Report the number of lines in these entries that contain "sides". Write only the number.

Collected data
+ + + +

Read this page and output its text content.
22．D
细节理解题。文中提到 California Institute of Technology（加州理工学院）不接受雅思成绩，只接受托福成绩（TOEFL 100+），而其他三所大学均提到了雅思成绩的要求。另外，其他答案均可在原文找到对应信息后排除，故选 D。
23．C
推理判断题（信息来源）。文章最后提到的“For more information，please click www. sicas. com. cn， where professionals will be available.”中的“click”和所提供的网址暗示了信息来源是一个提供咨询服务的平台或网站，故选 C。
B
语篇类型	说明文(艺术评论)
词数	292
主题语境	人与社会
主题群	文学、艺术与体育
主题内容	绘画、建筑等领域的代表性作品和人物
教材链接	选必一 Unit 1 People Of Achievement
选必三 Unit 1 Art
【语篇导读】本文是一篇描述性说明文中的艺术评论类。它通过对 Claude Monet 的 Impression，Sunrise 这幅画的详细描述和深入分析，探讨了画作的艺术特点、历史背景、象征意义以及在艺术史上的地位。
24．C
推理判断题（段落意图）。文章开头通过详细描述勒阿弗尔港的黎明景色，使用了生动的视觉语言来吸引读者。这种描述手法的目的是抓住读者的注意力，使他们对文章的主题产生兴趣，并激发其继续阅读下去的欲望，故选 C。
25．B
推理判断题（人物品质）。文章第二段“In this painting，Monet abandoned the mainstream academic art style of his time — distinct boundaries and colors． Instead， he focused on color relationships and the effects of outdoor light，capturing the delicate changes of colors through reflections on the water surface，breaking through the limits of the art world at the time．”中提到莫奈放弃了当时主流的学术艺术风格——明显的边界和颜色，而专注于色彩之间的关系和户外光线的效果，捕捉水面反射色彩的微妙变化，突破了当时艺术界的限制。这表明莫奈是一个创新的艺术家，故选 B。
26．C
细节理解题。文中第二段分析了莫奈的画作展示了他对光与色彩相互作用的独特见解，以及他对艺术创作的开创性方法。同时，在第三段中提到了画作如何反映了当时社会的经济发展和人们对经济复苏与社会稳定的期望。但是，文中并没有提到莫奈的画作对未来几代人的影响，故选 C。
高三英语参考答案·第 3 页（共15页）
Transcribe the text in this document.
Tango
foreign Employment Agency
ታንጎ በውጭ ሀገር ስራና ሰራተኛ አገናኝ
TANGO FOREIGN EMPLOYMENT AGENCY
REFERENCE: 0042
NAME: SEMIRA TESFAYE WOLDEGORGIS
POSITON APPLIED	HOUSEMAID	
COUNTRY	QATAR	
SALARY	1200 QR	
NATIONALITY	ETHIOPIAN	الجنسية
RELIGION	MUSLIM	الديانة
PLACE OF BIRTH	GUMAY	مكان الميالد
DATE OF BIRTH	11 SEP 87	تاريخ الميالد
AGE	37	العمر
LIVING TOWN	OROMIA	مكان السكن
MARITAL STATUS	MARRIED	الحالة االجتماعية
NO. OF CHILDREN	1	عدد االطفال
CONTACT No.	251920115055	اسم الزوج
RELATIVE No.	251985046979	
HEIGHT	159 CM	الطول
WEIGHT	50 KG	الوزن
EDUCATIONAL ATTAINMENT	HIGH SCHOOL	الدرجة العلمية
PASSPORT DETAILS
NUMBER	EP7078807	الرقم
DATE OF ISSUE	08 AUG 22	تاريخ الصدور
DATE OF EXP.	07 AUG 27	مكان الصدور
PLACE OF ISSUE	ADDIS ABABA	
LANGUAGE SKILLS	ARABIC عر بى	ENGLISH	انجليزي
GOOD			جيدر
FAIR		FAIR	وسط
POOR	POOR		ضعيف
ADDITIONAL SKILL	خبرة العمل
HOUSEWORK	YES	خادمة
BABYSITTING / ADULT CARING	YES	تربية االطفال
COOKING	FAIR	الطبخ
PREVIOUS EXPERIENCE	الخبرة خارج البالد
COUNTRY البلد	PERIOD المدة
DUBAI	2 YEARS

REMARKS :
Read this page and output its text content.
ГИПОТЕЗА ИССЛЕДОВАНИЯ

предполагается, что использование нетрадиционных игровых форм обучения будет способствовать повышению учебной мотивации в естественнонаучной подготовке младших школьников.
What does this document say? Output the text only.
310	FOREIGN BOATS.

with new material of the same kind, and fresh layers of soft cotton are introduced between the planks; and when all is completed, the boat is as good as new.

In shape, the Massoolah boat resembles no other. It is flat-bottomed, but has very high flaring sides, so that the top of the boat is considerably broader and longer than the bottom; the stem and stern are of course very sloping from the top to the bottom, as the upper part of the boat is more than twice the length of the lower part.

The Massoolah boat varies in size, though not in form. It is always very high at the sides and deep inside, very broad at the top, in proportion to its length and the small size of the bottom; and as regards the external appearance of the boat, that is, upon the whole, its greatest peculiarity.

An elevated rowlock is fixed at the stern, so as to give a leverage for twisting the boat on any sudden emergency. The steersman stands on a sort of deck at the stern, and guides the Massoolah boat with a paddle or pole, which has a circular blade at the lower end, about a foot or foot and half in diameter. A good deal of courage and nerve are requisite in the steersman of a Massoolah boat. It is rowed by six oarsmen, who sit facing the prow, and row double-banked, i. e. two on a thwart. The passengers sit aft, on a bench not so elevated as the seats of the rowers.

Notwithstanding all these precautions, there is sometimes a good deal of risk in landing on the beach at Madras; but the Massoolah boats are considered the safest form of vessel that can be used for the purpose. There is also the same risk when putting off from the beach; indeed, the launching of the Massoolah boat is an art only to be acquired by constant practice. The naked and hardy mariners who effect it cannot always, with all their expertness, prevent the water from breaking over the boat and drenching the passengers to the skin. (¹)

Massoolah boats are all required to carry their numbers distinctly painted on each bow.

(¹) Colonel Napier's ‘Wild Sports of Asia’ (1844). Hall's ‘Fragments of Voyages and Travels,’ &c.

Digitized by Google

+ + + +

Exercise result -> 2